#### Problem requirements
Find the lines containing the word "accent" and copy every one of them.

#### Task data
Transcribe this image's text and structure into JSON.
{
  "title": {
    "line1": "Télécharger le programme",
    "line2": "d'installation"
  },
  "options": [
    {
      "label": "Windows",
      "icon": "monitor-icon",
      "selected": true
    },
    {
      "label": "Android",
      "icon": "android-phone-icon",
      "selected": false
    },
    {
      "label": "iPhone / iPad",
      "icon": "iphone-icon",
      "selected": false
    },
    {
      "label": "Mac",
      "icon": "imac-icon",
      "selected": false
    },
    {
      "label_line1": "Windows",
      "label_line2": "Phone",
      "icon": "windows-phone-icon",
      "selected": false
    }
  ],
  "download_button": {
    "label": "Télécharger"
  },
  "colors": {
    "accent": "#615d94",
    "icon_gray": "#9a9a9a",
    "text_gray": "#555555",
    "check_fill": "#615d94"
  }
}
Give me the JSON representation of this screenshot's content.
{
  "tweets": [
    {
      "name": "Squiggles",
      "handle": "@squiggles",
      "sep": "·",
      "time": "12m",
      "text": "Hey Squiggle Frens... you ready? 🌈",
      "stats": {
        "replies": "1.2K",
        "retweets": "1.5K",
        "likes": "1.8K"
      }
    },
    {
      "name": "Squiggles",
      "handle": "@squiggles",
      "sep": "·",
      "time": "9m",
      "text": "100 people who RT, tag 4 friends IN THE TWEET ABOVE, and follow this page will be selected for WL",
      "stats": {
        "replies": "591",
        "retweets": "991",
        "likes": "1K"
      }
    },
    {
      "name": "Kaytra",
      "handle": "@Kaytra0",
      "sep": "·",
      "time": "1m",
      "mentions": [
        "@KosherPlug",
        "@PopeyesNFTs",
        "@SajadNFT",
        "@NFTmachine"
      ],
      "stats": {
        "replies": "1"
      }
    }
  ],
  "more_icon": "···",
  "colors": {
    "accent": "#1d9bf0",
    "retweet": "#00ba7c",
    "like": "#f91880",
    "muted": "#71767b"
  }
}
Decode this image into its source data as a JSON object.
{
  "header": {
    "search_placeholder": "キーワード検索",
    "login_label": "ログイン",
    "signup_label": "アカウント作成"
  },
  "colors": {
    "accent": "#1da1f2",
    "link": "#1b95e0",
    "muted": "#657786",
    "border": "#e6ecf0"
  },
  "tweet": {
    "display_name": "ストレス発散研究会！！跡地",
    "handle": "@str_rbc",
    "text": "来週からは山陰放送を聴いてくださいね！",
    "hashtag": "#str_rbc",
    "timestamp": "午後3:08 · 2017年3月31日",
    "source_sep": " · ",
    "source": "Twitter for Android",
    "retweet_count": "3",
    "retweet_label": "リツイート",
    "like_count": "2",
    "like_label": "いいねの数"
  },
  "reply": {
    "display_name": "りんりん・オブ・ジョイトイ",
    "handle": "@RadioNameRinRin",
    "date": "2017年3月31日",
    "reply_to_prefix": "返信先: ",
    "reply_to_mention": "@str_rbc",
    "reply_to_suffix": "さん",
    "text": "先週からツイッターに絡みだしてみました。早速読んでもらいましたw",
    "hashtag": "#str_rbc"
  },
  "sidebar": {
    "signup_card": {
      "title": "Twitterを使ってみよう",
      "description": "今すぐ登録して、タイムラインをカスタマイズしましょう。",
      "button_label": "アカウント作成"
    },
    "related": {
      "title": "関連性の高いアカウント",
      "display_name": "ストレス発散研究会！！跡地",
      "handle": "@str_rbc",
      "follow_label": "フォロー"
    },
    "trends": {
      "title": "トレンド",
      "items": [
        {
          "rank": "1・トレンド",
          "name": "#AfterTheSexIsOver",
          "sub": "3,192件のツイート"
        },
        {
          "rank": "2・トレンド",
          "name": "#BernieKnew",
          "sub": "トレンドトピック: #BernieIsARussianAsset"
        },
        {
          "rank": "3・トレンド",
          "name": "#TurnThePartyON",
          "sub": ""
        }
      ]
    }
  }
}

#### Solved problem
    "accent": "#615d94",
    "accent": "#1d9bf0",
    "accent": "#1da1f2",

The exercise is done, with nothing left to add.